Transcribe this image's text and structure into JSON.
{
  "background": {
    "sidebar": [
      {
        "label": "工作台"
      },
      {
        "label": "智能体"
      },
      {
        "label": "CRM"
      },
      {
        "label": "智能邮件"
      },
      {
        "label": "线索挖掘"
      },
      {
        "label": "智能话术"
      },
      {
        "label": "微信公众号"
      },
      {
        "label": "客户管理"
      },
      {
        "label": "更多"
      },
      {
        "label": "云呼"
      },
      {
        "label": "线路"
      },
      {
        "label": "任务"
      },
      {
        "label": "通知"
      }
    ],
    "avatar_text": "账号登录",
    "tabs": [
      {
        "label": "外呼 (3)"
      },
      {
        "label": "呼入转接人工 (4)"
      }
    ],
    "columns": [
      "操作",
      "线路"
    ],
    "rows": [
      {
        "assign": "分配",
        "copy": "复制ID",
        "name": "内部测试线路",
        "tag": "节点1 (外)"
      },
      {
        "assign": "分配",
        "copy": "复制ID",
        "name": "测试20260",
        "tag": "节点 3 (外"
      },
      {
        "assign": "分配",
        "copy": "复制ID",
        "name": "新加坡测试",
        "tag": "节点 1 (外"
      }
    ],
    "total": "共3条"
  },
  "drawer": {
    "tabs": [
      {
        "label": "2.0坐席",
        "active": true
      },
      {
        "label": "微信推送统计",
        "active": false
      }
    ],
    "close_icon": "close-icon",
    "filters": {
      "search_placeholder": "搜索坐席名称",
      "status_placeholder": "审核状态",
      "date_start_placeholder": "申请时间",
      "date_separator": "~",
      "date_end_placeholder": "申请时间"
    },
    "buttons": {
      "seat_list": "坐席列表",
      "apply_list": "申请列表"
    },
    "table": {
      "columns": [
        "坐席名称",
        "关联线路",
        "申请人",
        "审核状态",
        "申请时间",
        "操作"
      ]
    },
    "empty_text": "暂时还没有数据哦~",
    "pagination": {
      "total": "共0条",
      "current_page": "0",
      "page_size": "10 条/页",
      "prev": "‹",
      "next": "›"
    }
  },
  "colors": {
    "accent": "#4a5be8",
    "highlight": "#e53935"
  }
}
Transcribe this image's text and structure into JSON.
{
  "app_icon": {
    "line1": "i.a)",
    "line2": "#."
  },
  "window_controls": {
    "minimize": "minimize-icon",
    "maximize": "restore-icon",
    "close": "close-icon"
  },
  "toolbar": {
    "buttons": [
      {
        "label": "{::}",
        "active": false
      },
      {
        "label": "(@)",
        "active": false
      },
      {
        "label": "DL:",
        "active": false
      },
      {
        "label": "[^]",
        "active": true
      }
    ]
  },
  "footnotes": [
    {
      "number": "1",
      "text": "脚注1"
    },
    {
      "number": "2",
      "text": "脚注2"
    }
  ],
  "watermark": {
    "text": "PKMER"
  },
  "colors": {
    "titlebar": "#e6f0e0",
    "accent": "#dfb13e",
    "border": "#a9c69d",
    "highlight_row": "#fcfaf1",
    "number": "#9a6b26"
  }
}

GIVEN PROBLEM = Each line of the material must be restated exactly.

RESPONSE =
Transcribe this image's text and structure into JSON.
{
  "background": {
    "sidebar": [
      {
        "label": "工作台"
      },
      {
        "label": "智能体"
      },
      {
        "label": "CRM"
      },
      {
        "label": "智能邮件"
      },
      {
        "label": "线索挖掘"
      },
      {
        "label": "智能话术"
      },
      {
        "label": "微信公众号"
      },
      {
        "label": "客户管理"
      },
      {
        "label": "更多"
      },
      {
        "label": "云呼"
      },
      {
        "label": "线路"
      },
      {
        "label": "任务"
      },
      {
        "label": "通知"
      }
    ],
    "avatar_text": "账号登录",
    "tabs": [
      {
        "label": "外呼 (3)"
      },
      {
        "label": "呼入转接人工 (4)"
      }
    ],
    "columns": [
      "操作",
      "线路"
    ],
    "rows": [
      {
        "assign": "分配",
        "copy": "复制ID",
        "name": "内部测试线路",
        "tag": "节点1 (外)"
      },
      {
        "assign": "分配",
        "copy": "复制ID",
        "name": "测试20260",
        "tag": "节点 3 (外"
      },
      {
        "assign": "分配",
        "copy": "复制ID",
        "name": "新加坡测试",
        "tag": "节点 1 (外"
      }
    ],
    "total": "共3条"
  },
  "drawer": {
    "tabs": [
      {
        "label": "2.0坐席",
        "active": true
      },
      {
        "label": "微信推送统计",
        "active": false
      }
    ],
    "close_icon": "close-icon",
    "filters": {
      "search_placeholder": "搜索坐席名称",
      "status_placeholder": "审核状态",
      "date_start_placeholder": "申请时间",
      "date_separator": "~",
      "date_end_placeholder": "申请时间"
    },
    "buttons": {
      "seat_list": "坐席列表",
      "apply_list": "申请列表"
    },
    "table": {
      "columns": [
        "坐席名称",
        "关联线路",
        "申请人",
        "审核状态",
        "申请时间",
        "操作"
      ]
    },
    "empty_text": "暂时还没有数据哦~",
    "pagination": {
      "total": "共0条",
      "current_page": "0",
      "page_size": "10 条/页",
      "prev": "‹",
      "next": "›"
    }
  },
  "colors": {
    "accent": "#4a5be8",
    "highlight": "#e53935"
  }
}
Transcribe this image's text and structure into JSON.
{
  "app_icon": {
    "line1": "i.a)",
    "line2": "#."
  },
  "window_controls": {
    "minimize": "minimize-icon",
    "maximize": "restore-icon",
    "close": "close-icon"
  },
  "toolbar": {
    "buttons": [
      {
        "label": "{::}",
        "active": false
      },
      {
        "label": "(@)",
        "active": false
      },
      {
        "label": "DL:",
        "active": false
      },
      {
        "label": "[^]",
        "active": true
      }
    ]
  },
  "footnotes": [
    {
      "number": "1",
      "text": "脚注1"
    },
    {
      "number": "2",
      "text": "脚注2"
    }
  ],
  "watermark": {
    "text": "PKMER"
  },
  "colors": {
    "titlebar": "#e6f0e0",
    "accent": "#dfb13e",
    "border": "#a9c69d",
    "highlight_row": "#fcfaf1",
    "number": "#9a6b26"
  }
}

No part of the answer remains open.